WHAT THE TASK REQUIRES
Pick out all lines in the listing holding the string "data" and copy them.

PROVIDED INFORMATION
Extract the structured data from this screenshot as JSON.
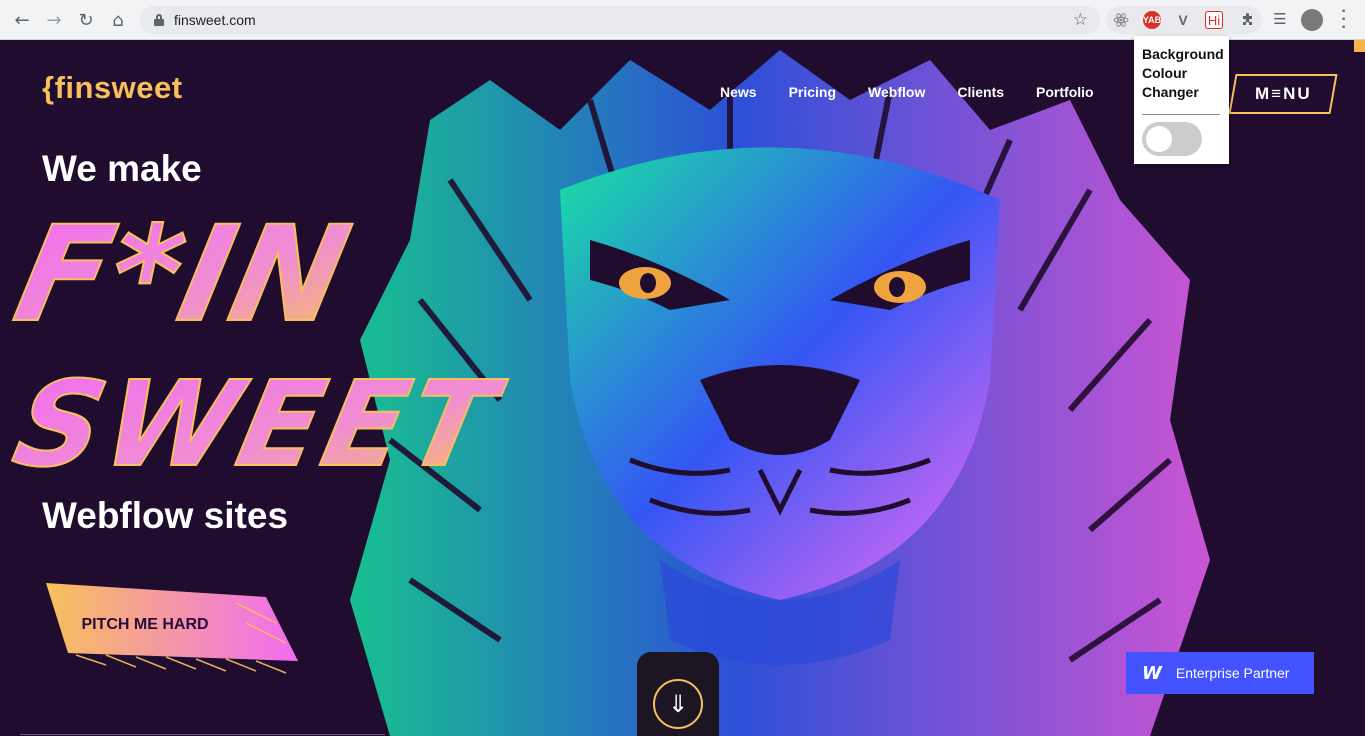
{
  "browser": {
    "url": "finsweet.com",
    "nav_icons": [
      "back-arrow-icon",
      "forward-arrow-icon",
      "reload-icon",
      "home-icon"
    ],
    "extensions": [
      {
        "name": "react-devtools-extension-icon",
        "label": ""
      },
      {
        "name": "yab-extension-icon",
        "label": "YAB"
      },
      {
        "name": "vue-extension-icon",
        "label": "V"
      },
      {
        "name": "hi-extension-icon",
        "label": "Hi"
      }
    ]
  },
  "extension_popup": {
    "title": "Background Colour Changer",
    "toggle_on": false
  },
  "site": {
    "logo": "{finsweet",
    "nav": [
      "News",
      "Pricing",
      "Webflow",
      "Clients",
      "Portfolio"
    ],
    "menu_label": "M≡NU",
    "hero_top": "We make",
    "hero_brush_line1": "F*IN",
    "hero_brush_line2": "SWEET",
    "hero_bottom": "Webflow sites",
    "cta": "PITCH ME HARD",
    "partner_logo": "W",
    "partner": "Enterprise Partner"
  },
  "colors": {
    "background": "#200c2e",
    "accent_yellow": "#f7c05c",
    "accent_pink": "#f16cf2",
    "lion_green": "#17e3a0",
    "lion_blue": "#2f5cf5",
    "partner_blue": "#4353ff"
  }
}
---
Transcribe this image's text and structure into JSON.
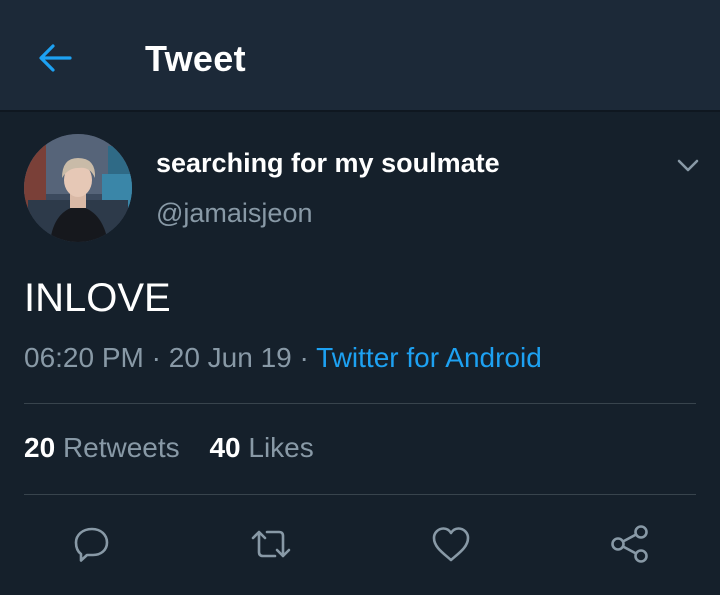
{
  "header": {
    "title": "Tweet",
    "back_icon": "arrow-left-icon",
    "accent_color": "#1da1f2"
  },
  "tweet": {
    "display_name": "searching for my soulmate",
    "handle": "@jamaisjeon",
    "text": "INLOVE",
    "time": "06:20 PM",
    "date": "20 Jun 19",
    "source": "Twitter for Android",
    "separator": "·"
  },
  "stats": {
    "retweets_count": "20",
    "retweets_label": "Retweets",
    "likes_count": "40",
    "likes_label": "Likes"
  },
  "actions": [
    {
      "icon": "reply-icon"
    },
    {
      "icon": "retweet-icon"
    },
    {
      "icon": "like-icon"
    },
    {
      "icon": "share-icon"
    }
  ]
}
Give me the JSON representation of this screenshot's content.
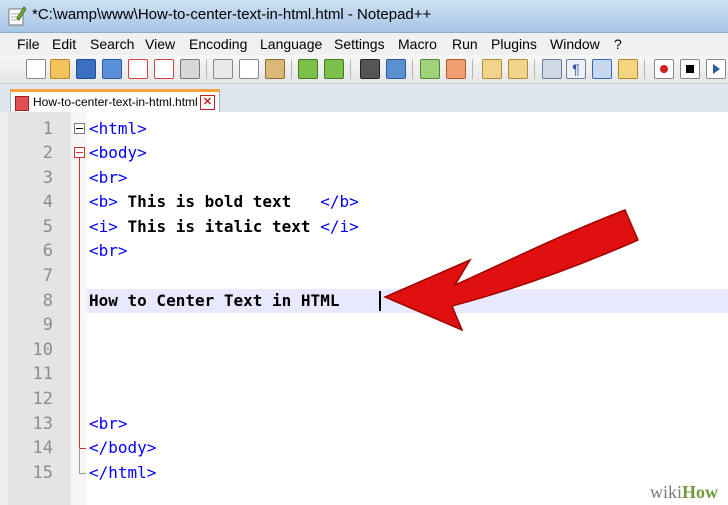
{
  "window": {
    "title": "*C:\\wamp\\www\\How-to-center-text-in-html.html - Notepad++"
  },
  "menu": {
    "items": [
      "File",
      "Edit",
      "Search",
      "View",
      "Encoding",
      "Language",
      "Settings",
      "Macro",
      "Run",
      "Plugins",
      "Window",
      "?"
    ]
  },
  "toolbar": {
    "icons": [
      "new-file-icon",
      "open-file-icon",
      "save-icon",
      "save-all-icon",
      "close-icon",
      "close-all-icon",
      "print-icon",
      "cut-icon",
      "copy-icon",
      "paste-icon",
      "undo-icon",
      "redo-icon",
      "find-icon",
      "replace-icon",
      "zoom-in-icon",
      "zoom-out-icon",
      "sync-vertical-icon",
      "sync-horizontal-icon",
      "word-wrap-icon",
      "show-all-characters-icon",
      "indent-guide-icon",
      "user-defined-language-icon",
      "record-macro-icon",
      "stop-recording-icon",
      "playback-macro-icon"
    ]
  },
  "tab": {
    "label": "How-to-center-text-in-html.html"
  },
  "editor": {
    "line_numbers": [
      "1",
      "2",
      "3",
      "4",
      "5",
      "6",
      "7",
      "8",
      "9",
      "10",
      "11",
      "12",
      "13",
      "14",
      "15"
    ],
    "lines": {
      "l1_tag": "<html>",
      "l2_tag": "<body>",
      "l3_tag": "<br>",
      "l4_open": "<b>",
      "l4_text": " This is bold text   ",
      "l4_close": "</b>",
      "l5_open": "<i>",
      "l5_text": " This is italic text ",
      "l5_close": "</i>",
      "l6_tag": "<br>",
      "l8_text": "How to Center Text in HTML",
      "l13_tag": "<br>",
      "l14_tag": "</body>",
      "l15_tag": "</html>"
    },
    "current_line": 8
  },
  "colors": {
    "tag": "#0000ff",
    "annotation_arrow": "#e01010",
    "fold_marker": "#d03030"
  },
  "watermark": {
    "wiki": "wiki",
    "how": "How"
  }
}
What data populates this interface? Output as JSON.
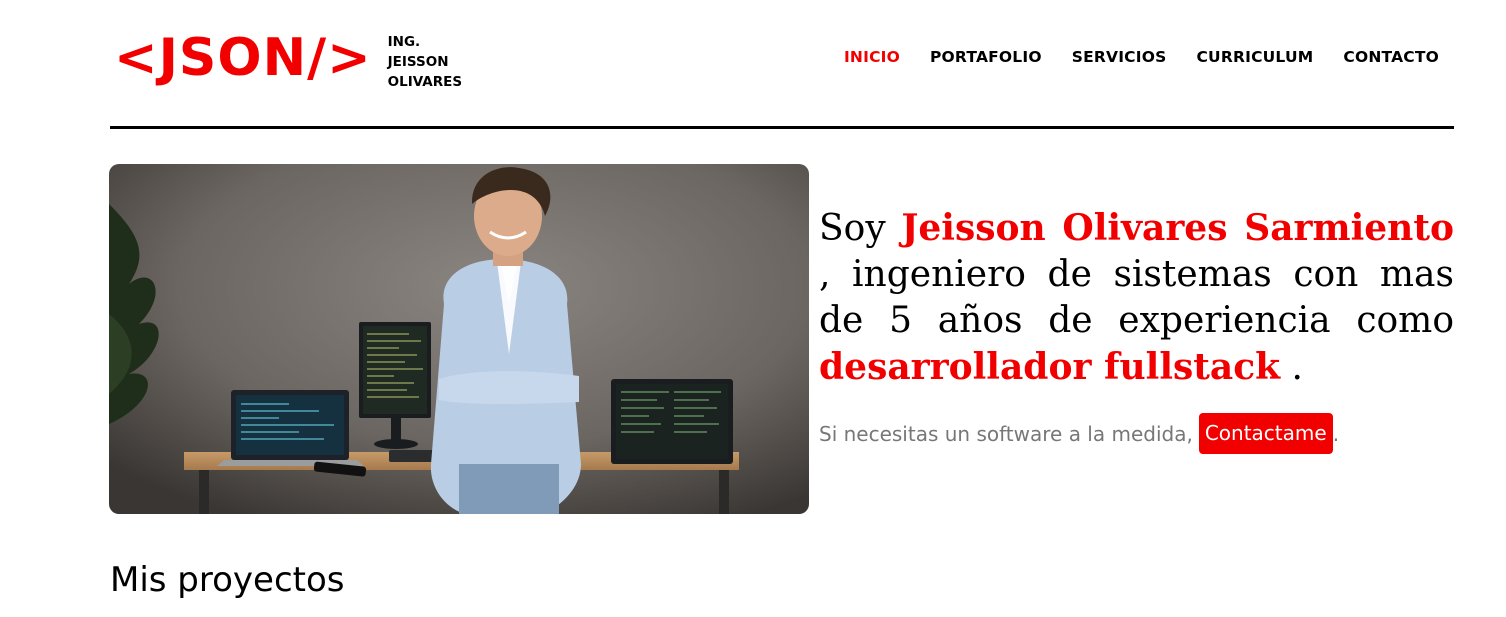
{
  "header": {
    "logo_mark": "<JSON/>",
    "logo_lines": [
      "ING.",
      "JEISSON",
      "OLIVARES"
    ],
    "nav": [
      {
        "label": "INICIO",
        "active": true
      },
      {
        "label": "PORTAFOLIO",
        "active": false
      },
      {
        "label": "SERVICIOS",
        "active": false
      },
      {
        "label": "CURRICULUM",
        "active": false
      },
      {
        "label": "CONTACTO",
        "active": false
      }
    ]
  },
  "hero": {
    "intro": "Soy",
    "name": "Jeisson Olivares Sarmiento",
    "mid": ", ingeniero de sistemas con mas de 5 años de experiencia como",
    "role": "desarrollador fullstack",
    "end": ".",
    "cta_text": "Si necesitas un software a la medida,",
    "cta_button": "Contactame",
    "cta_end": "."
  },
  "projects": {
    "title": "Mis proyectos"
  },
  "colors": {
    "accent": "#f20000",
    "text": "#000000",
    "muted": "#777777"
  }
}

TASK ANSWER
Extract the structured data from this screenshot as JSON.
What data populates this interface? Output as JSON.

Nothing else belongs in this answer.